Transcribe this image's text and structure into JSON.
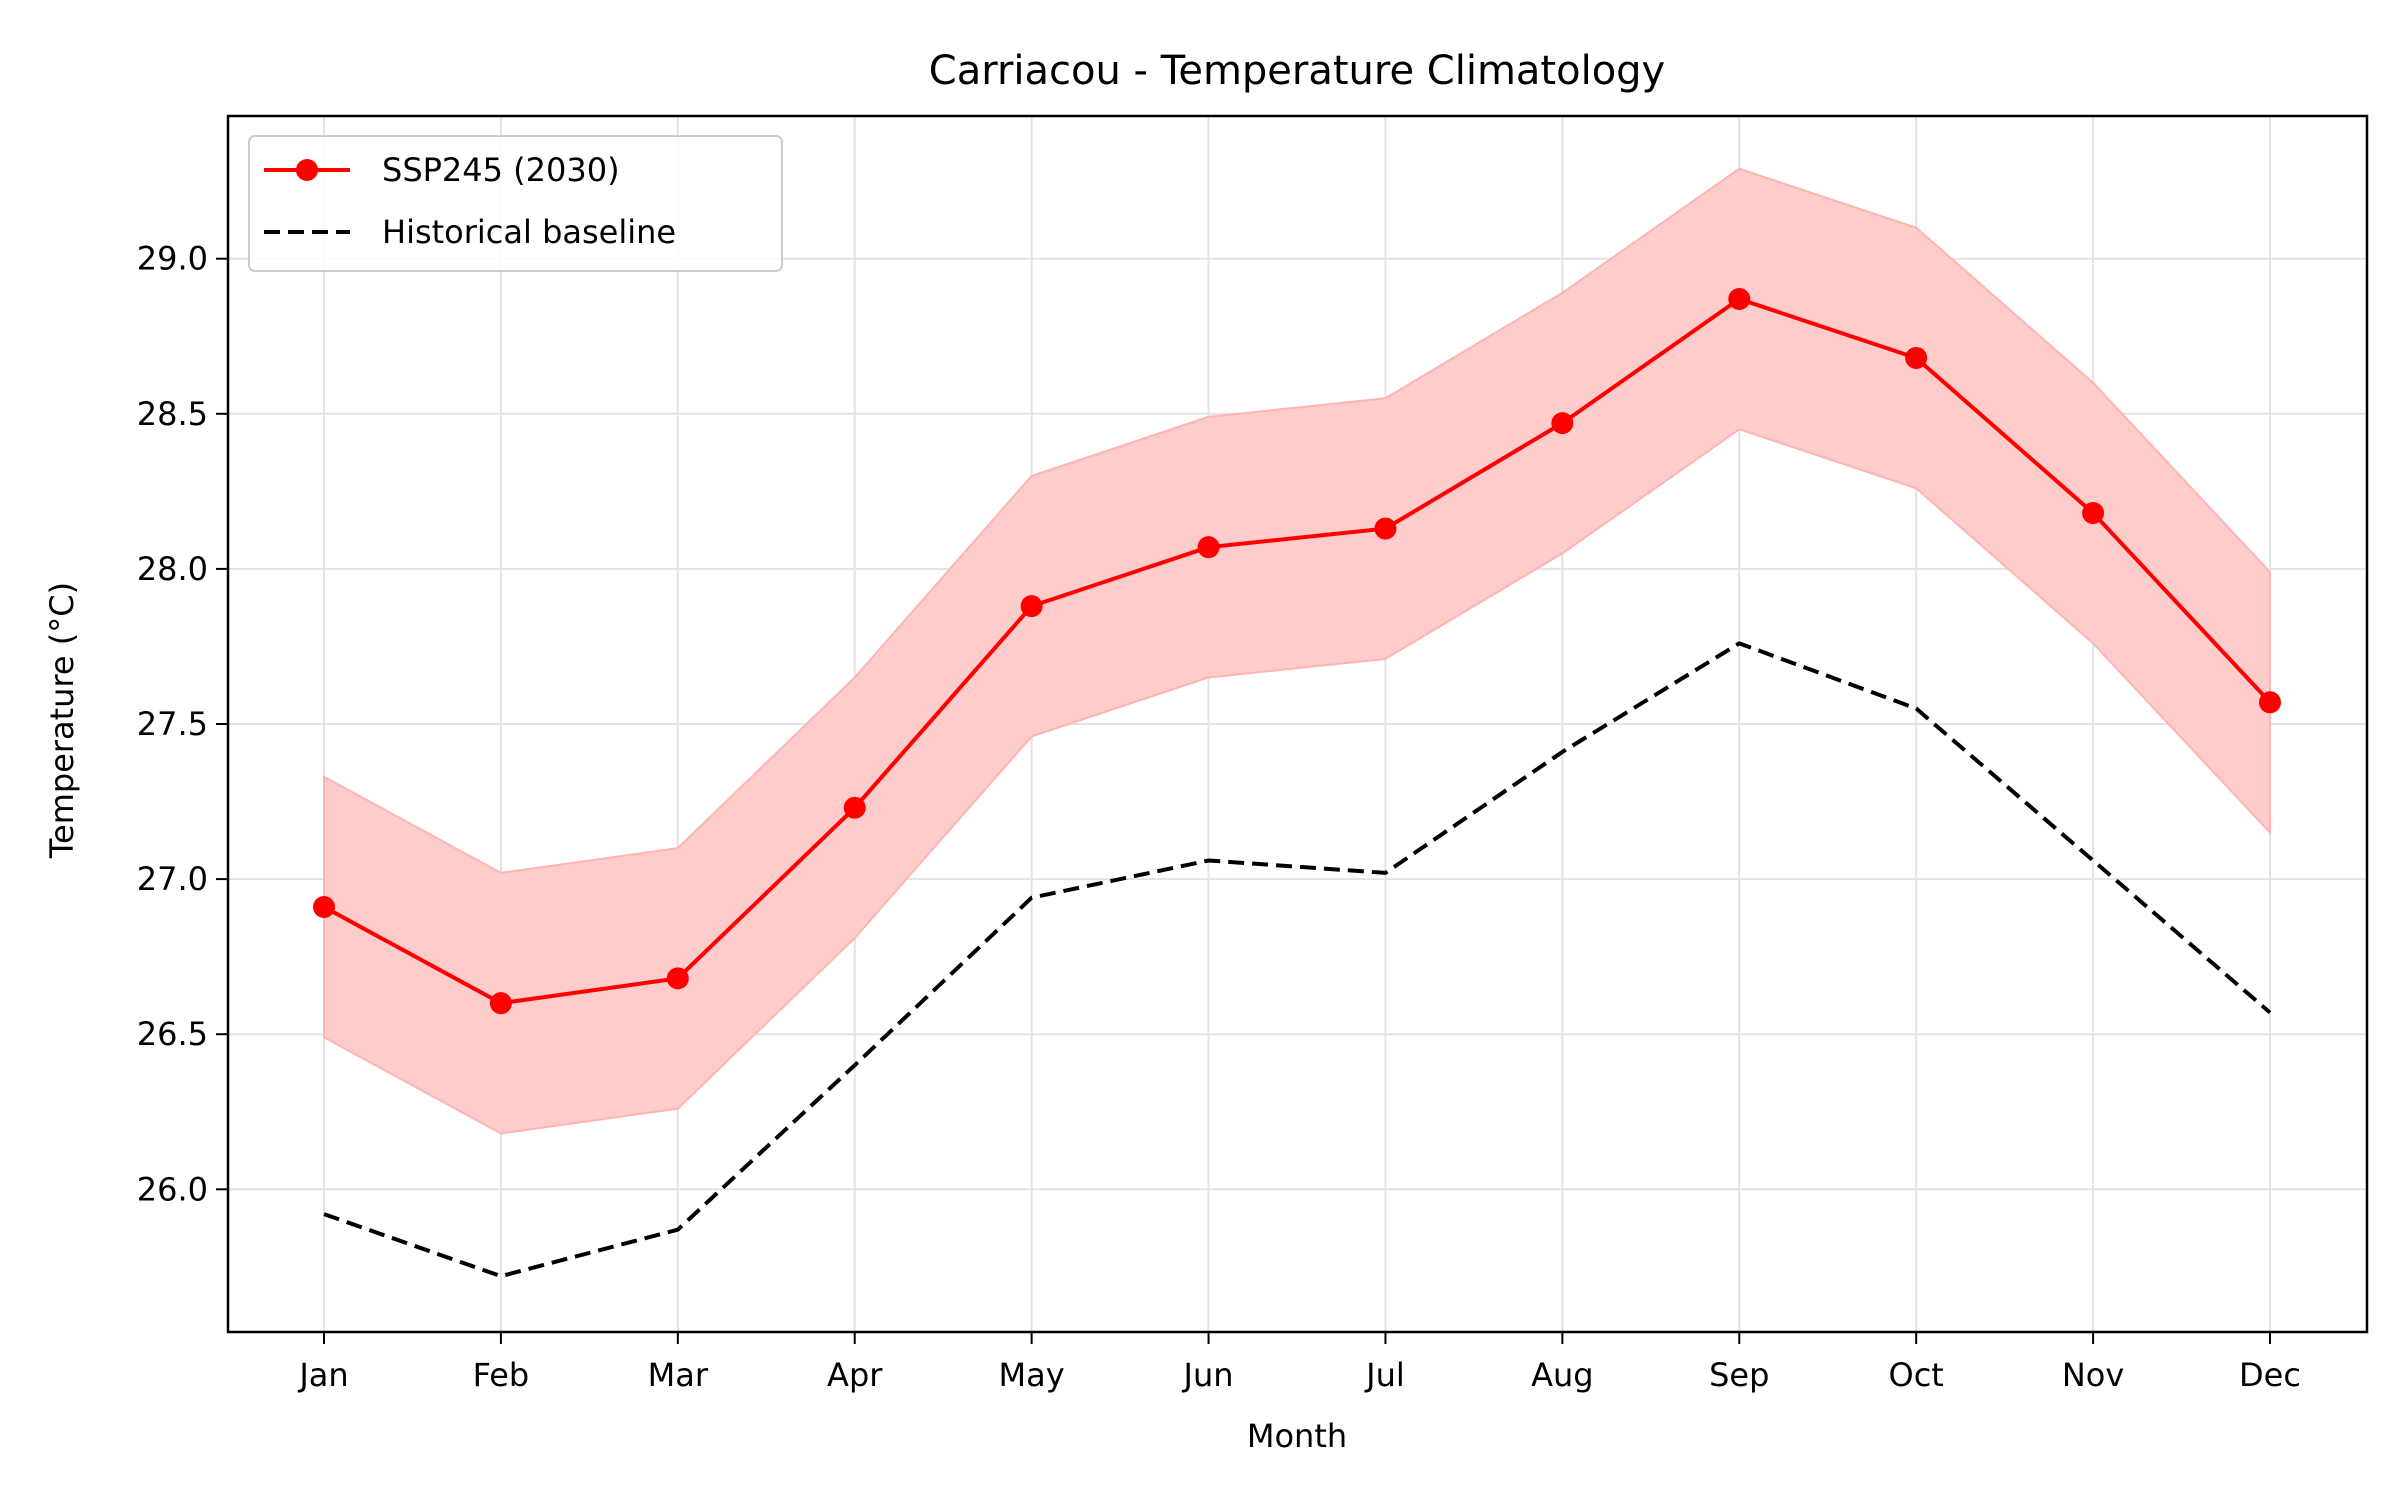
{
  "chart_data": {
    "type": "line",
    "title": "Carriacou - Temperature Climatology",
    "xlabel": "Month",
    "ylabel": "Temperature (°C)",
    "categories": [
      "Jan",
      "Feb",
      "Mar",
      "Apr",
      "May",
      "Jun",
      "Jul",
      "Aug",
      "Sep",
      "Oct",
      "Nov",
      "Dec"
    ],
    "ylim": [
      25.54,
      29.46
    ],
    "yticks": [
      26.0,
      26.5,
      27.0,
      27.5,
      28.0,
      28.5,
      29.0
    ],
    "ytick_labels": [
      "26.0",
      "26.5",
      "27.0",
      "27.5",
      "28.0",
      "28.5",
      "29.0"
    ],
    "grid": true,
    "legend_position": "top-left",
    "series": [
      {
        "name": "SSP245 (2030)",
        "style": "solid-with-markers",
        "color": "#ff0000",
        "values": [
          26.91,
          26.6,
          26.68,
          27.23,
          27.88,
          28.07,
          28.13,
          28.47,
          28.87,
          28.68,
          28.18,
          27.57
        ],
        "band_lower": [
          26.49,
          26.18,
          26.26,
          26.81,
          27.46,
          27.65,
          27.71,
          28.05,
          28.45,
          28.26,
          27.76,
          27.15
        ],
        "band_upper": [
          27.33,
          27.02,
          27.1,
          27.65,
          28.3,
          28.49,
          28.55,
          28.89,
          29.29,
          29.1,
          28.6,
          27.99
        ],
        "band_color": "#ffcccc"
      },
      {
        "name": "Historical baseline",
        "style": "dashed",
        "color": "#000000",
        "values": [
          25.92,
          25.72,
          25.87,
          26.4,
          26.94,
          27.06,
          27.02,
          27.41,
          27.76,
          27.55,
          27.06,
          26.57
        ]
      }
    ]
  }
}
+===+
Goal - Retype each line of the listing above word for word. Exclude the pictures.

Finished task -
Transcribe this image's text and structure into JSON.
{
  "chart_data": {
    "type": "line",
    "title": "Carriacou - Temperature Climatology",
    "xlabel": "Month",
    "ylabel": "Temperature (°C)",
    "categories": [
      "Jan",
      "Feb",
      "Mar",
      "Apr",
      "May",
      "Jun",
      "Jul",
      "Aug",
      "Sep",
      "Oct",
      "Nov",
      "Dec"
    ],
    "ylim": [
      25.54,
      29.46
    ],
    "yticks": [
      26.0,
      26.5,
      27.0,
      27.5,
      28.0,
      28.5,
      29.0
    ],
    "ytick_labels": [
      "26.0",
      "26.5",
      "27.0",
      "27.5",
      "28.0",
      "28.5",
      "29.0"
    ],
    "grid": true,
    "legend_position": "top-left",
    "series": [
      {
        "name": "SSP245 (2030)",
        "style": "solid-with-markers",
        "color": "#ff0000",
        "values": [
          26.91,
          26.6,
          26.68,
          27.23,
          27.88,
          28.07,
          28.13,
          28.47,
          28.87,
          28.68,
          28.18,
          27.57
        ],
        "band_lower": [
          26.49,
          26.18,
          26.26,
          26.81,
          27.46,
          27.65,
          27.71,
          28.05,
          28.45,
          28.26,
          27.76,
          27.15
        ],
        "band_upper": [
          27.33,
          27.02,
          27.1,
          27.65,
          28.3,
          28.49,
          28.55,
          28.89,
          29.29,
          29.1,
          28.6,
          27.99
        ],
        "band_color": "#ffcccc"
      },
      {
        "name": "Historical baseline",
        "style": "dashed",
        "color": "#000000",
        "values": [
          25.92,
          25.72,
          25.87,
          26.4,
          26.94,
          27.06,
          27.02,
          27.41,
          27.76,
          27.55,
          27.06,
          26.57
        ]
      }
    ]
  }
}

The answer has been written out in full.